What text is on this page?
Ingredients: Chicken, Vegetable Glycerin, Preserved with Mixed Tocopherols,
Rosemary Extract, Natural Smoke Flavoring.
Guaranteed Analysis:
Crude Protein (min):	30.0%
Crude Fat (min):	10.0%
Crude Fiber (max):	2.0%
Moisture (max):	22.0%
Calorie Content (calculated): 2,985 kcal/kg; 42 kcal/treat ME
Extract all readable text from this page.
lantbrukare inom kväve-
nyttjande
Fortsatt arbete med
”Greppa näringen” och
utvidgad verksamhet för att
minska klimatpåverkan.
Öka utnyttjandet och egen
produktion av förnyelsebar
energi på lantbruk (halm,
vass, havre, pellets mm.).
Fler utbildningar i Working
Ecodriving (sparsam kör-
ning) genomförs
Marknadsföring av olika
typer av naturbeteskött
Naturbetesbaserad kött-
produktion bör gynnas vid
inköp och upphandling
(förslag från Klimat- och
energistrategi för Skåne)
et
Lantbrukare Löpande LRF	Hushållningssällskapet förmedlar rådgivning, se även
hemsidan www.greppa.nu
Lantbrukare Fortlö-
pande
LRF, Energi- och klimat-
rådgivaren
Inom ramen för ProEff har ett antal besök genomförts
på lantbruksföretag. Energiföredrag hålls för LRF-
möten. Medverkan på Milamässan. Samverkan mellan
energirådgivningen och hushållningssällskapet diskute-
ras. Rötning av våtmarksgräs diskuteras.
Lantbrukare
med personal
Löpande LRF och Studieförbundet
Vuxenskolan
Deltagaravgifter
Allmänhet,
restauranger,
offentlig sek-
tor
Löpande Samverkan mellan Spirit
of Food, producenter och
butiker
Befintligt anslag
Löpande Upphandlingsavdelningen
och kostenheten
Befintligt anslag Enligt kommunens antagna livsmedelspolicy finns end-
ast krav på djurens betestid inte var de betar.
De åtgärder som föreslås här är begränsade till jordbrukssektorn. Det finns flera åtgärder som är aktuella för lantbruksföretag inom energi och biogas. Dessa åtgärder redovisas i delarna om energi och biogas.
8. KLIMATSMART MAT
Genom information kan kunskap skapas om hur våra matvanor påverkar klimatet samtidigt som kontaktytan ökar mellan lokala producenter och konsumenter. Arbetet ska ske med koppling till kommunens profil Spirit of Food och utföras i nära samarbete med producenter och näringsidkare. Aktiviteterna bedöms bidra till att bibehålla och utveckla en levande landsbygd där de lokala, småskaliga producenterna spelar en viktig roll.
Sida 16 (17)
+++
Your answer should consist of the lines above that hold the word "Befintligt".

Befintligt anslag
Befintligt anslag Enligt kommunens antagna livsmedelspolicy finns end-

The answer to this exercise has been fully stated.